▶ [Task directions]: Look below and pull out each line with the word "見積り依頼".

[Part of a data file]
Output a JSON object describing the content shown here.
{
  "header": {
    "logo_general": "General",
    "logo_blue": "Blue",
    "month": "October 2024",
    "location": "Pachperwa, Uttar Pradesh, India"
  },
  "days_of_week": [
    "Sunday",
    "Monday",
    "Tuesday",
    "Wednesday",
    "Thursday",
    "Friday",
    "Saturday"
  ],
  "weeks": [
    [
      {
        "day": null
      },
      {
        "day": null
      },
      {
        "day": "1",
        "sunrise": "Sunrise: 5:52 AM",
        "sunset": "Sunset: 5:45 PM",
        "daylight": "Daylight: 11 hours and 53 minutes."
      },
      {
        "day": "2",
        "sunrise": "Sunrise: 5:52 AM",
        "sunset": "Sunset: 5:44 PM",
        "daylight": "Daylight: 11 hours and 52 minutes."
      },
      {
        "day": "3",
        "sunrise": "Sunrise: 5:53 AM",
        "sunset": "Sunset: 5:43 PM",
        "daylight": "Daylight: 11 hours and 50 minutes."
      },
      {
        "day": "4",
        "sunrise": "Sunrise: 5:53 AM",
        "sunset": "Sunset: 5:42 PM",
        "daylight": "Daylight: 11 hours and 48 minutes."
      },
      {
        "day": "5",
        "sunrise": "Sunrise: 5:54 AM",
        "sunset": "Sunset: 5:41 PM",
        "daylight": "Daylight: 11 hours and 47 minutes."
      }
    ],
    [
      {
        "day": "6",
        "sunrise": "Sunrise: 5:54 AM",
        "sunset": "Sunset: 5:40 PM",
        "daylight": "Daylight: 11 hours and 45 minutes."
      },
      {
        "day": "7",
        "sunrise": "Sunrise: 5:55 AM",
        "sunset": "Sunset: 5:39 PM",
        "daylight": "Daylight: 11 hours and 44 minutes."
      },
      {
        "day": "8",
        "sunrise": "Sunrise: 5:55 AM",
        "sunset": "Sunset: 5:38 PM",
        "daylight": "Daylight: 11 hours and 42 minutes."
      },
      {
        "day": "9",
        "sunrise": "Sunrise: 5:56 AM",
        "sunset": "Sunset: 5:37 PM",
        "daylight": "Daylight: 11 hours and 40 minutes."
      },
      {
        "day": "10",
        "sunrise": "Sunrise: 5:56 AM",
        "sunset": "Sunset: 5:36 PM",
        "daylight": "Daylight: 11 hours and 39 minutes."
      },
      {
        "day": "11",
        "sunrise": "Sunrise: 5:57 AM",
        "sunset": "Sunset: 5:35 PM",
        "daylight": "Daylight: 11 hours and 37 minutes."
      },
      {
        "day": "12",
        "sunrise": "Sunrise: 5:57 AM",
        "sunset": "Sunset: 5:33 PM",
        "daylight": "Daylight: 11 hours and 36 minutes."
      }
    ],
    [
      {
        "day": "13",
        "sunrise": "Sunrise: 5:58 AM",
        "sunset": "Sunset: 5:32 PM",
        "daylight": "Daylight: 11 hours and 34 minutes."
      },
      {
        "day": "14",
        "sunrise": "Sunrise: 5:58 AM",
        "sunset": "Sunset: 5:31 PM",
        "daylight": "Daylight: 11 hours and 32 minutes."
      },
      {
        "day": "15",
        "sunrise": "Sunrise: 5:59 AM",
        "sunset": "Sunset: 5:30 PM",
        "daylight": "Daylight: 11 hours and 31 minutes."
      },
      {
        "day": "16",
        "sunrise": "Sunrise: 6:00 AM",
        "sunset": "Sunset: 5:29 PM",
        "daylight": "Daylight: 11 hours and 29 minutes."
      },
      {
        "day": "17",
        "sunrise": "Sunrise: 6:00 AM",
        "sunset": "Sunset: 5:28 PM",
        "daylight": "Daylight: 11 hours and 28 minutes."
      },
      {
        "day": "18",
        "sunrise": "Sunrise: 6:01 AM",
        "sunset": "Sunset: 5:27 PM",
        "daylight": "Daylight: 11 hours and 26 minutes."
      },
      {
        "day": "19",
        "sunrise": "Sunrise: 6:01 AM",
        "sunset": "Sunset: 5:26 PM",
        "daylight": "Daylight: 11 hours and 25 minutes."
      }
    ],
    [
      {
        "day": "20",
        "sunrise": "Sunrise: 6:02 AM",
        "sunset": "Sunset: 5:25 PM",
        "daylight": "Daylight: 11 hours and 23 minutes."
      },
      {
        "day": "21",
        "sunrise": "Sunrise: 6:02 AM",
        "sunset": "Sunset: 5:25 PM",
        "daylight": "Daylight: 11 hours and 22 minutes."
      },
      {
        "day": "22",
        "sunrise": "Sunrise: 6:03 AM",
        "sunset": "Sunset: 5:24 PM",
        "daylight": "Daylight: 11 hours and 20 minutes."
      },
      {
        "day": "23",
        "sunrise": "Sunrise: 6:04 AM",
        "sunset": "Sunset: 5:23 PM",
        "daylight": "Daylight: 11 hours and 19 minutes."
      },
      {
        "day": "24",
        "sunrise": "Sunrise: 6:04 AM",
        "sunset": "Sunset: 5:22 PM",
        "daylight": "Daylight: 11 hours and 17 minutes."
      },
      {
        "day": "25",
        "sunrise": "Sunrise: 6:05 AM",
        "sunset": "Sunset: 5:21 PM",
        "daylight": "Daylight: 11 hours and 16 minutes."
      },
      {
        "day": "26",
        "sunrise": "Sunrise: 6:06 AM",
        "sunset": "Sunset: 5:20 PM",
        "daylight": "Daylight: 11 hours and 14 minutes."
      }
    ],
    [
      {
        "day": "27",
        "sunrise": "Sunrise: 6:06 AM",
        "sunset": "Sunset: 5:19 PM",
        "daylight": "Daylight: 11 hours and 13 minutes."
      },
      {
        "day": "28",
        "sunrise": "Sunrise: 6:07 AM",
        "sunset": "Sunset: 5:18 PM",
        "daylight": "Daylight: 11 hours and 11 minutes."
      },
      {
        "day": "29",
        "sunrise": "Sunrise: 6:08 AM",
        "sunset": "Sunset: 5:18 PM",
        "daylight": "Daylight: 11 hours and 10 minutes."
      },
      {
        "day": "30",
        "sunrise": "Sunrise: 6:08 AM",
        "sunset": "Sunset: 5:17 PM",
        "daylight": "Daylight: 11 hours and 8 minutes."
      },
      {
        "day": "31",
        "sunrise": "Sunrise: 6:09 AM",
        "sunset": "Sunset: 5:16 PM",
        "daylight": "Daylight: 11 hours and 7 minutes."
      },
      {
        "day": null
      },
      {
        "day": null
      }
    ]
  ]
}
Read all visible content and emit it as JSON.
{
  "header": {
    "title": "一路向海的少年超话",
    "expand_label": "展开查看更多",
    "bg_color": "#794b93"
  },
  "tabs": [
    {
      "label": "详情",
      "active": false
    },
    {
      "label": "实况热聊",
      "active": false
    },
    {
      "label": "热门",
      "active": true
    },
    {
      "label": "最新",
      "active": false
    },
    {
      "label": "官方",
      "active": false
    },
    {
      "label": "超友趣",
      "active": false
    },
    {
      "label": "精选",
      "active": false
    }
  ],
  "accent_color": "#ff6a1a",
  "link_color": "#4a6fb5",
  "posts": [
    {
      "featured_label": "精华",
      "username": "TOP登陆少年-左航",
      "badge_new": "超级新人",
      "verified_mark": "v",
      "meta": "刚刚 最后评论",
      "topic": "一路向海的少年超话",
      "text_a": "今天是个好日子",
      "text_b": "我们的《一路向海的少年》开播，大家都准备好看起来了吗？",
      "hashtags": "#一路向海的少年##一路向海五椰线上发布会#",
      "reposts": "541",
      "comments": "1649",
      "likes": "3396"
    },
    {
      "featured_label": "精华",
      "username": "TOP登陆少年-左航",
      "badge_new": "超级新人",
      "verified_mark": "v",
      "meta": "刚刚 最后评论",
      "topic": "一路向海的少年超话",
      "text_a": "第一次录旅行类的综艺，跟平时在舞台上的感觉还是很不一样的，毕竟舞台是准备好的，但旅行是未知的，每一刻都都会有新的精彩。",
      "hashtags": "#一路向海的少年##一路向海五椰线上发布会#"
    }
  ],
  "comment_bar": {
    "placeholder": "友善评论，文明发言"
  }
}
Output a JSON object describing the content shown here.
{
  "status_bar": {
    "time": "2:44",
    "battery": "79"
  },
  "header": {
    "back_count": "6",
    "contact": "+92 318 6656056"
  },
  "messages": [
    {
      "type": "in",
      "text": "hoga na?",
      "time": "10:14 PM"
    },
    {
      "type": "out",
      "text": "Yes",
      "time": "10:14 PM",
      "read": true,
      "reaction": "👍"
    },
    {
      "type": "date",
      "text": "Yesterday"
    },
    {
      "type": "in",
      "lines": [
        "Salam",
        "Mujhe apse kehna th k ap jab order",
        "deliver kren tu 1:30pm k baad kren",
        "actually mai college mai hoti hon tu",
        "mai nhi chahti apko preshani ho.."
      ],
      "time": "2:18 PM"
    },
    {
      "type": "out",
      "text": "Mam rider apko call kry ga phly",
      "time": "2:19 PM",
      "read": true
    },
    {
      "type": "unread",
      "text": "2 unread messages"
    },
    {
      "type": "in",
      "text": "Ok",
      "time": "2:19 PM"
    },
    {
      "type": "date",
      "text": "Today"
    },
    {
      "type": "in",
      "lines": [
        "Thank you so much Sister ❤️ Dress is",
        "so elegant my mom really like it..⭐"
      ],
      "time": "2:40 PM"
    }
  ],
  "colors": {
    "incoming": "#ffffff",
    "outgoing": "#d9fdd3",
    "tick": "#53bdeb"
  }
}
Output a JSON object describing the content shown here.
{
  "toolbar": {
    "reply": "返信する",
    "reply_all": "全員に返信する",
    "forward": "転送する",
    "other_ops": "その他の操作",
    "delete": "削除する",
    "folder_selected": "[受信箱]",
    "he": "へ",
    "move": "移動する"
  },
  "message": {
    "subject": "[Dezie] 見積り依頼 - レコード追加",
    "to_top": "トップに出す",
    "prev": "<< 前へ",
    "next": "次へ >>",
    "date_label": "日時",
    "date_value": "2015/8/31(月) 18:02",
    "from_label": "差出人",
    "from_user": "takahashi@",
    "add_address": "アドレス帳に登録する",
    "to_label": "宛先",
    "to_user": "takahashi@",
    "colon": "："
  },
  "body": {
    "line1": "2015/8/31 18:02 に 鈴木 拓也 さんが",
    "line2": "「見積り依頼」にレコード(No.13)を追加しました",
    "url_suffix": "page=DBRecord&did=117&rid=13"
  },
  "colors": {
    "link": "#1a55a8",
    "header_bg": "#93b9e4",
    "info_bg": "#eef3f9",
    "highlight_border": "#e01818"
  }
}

▶ [The reply]:
    "subject": "[Dezie] 見積り依頼 - レコード追加",
    "line2": "「見積り依頼」にレコード(No.13)を追加しました",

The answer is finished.